→ Exercise
Spot every line with the word "screenshot" and return it.

::::

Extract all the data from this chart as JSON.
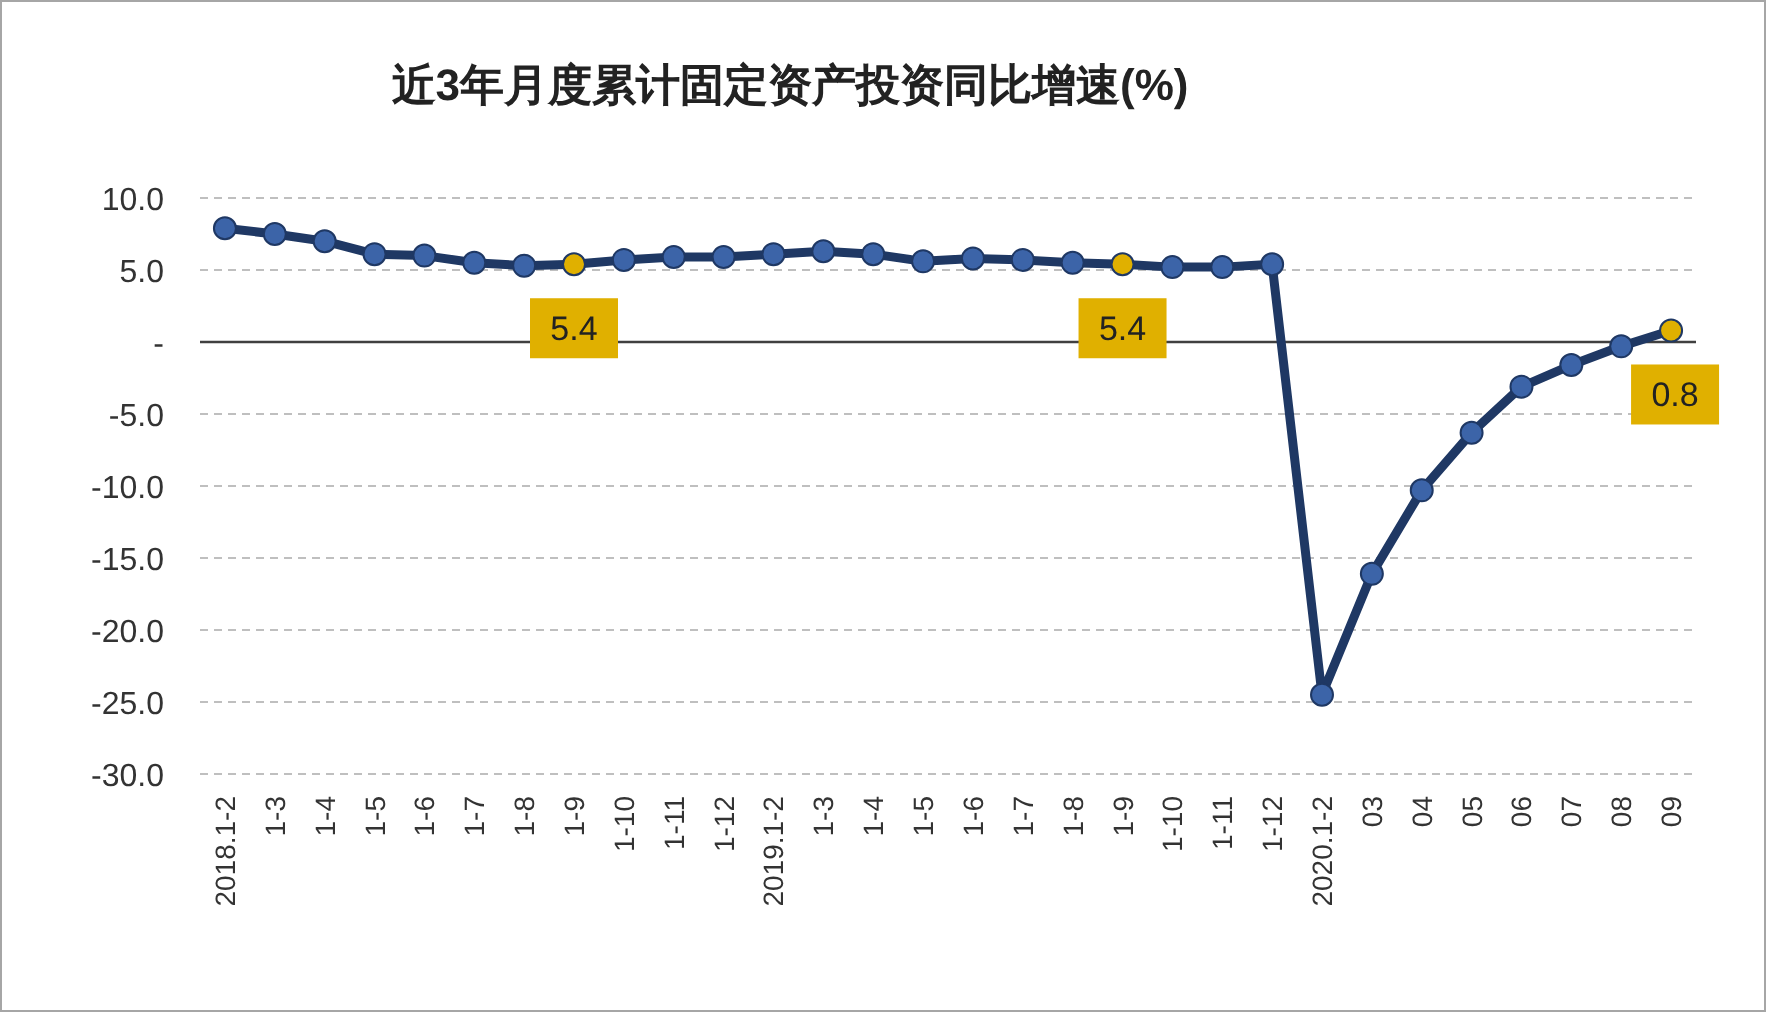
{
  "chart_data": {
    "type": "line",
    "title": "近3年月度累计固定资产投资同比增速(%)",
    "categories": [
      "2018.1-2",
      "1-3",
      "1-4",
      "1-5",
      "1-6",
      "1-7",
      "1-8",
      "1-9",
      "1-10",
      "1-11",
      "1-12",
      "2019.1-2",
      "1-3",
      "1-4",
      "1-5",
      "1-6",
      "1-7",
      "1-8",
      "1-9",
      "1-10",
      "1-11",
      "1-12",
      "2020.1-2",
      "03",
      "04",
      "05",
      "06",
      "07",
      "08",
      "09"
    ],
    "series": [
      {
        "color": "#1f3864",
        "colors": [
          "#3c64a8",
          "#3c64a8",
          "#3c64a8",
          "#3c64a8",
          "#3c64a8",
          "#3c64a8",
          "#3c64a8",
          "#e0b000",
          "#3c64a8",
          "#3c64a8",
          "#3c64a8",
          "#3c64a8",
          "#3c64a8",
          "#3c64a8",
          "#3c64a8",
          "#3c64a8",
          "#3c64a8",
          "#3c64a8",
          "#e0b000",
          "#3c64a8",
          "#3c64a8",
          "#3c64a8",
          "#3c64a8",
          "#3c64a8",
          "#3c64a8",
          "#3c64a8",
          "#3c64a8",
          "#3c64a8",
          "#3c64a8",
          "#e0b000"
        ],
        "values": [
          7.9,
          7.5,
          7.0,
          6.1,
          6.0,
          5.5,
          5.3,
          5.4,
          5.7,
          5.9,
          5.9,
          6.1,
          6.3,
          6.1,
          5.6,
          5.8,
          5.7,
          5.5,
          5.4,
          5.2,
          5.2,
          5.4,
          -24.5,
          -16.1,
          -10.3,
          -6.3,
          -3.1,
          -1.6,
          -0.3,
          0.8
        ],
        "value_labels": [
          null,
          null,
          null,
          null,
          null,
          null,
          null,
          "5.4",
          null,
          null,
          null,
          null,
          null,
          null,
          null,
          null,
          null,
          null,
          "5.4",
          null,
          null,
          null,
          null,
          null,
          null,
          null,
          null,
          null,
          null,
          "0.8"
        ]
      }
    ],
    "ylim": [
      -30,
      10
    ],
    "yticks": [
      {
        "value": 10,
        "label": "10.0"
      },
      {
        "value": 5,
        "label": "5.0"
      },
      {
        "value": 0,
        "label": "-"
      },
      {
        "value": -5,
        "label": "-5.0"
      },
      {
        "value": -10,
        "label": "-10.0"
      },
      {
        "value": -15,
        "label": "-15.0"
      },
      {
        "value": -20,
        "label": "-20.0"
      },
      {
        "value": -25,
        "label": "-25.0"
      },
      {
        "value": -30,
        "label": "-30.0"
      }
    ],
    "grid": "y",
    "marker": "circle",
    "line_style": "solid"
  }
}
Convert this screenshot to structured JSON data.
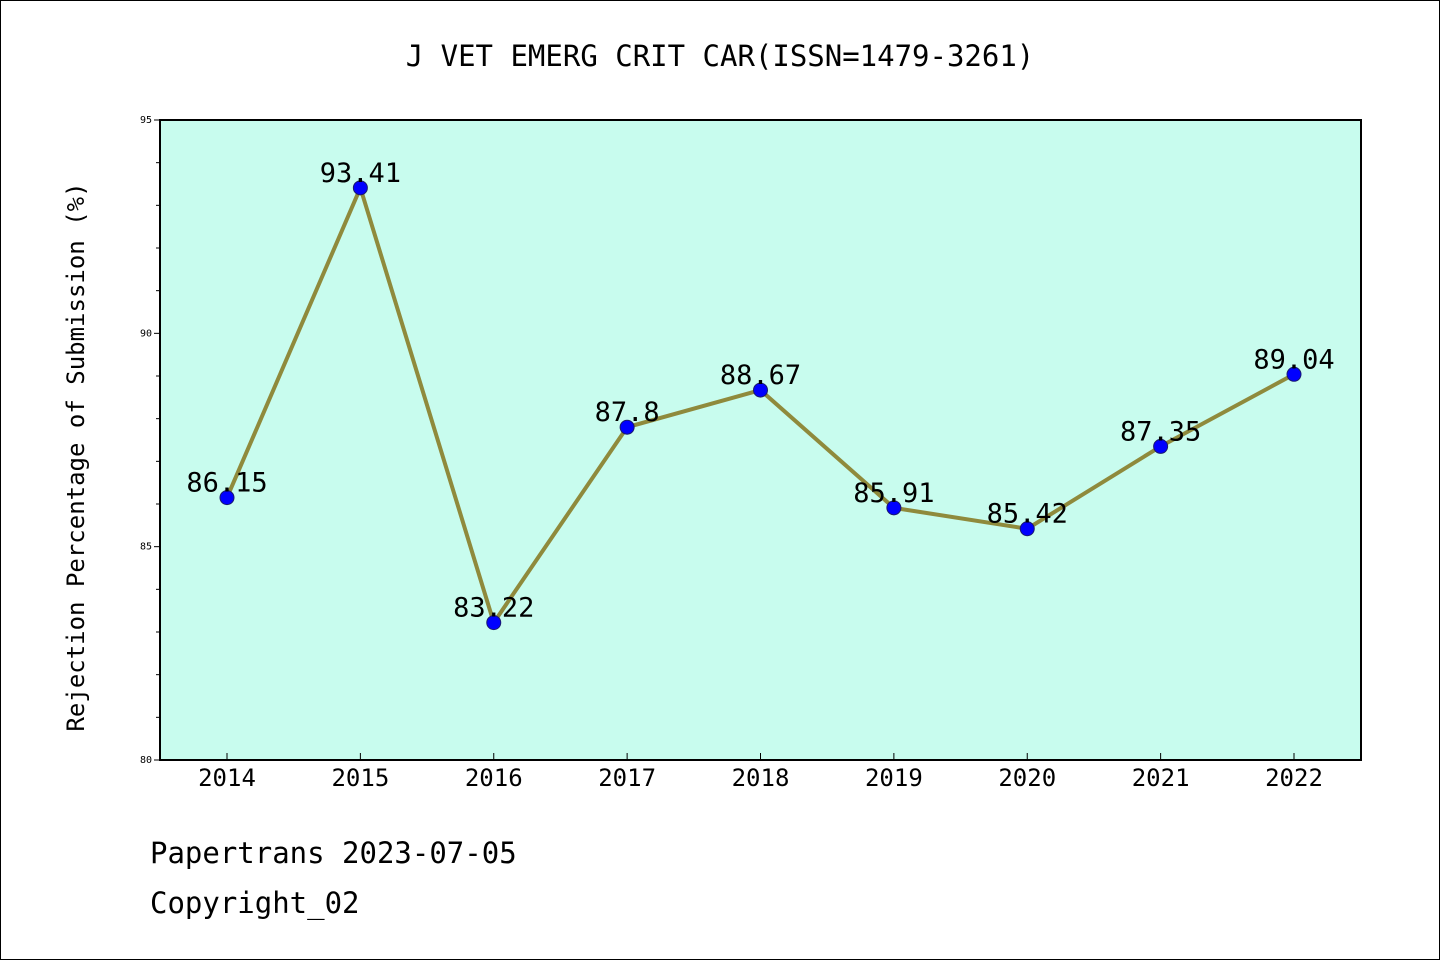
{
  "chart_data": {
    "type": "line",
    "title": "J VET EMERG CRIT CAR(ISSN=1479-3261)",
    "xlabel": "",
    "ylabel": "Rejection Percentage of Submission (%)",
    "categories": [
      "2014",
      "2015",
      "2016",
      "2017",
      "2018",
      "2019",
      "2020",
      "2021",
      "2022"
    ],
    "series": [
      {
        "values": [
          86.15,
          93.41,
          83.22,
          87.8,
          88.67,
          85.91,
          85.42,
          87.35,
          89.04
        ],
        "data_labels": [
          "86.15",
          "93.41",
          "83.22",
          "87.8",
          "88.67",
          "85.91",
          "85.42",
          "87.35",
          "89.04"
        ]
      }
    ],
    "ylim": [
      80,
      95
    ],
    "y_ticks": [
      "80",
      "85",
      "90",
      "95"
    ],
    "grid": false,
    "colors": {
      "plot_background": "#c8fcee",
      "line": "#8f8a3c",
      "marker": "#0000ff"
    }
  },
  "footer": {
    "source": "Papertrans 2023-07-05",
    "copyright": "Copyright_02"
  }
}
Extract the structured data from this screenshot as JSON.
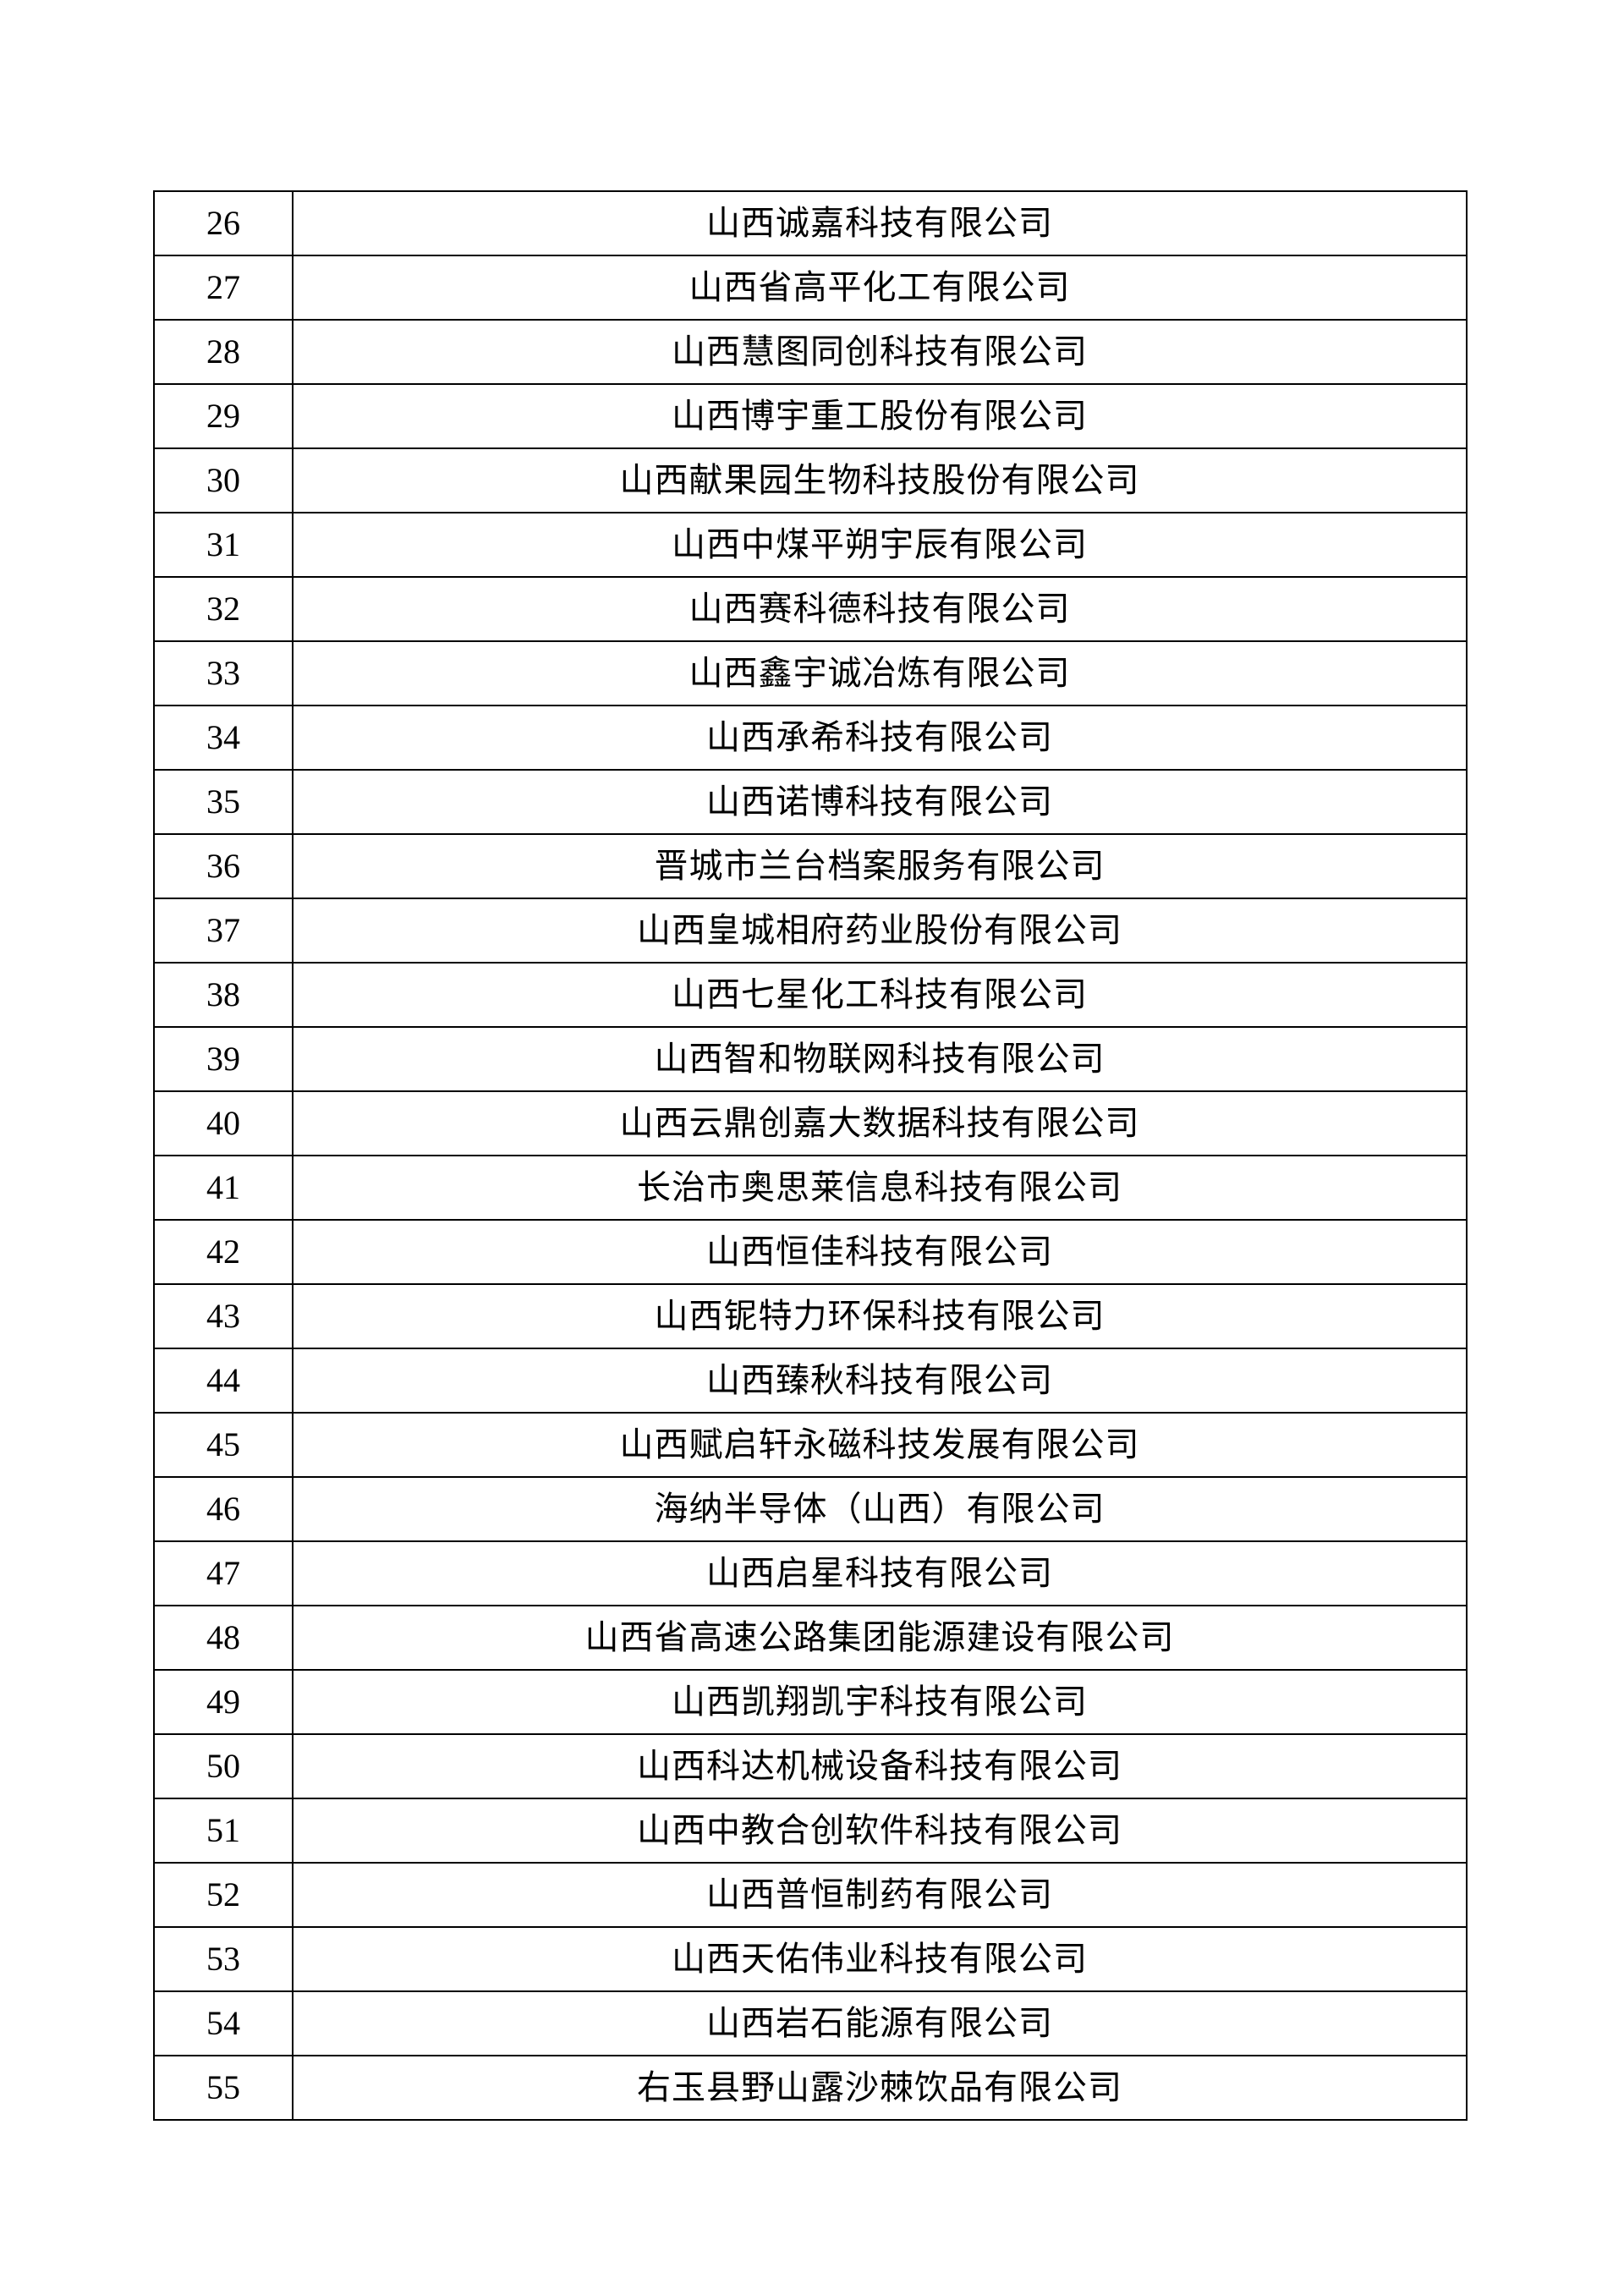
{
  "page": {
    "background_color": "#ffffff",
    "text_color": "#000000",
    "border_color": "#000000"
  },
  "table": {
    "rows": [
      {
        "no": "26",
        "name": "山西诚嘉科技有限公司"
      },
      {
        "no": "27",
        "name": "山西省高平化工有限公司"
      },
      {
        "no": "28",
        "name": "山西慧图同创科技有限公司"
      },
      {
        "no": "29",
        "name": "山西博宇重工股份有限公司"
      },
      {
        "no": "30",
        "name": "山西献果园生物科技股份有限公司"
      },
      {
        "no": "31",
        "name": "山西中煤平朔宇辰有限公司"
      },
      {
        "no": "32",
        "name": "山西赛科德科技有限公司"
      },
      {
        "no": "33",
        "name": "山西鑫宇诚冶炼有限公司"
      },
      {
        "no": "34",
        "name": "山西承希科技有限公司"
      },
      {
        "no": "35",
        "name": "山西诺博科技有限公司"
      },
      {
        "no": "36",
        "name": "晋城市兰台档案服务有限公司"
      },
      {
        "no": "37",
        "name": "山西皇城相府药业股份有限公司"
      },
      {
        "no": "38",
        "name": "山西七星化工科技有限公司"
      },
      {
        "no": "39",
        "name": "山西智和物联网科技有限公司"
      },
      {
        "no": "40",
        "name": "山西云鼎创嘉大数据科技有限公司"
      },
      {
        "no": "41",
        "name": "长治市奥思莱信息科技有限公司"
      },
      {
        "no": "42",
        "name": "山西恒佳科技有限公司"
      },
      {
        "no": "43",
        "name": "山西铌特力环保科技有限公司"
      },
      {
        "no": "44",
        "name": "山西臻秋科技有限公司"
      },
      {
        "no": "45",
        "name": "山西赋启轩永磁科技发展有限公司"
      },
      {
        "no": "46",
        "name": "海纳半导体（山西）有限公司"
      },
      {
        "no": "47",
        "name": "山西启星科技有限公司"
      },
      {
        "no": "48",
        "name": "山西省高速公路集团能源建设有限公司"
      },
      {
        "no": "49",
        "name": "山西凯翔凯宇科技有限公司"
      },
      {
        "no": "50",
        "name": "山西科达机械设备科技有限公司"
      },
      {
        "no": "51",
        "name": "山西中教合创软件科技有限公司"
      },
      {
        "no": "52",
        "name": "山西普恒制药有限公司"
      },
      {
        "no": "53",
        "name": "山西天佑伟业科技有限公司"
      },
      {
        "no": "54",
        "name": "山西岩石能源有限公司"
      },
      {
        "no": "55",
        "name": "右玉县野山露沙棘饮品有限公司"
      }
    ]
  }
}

::::

→ Result for this task
Convert this screenshot to structured JSON data.
Extract the structured data from this screenshot as JSON.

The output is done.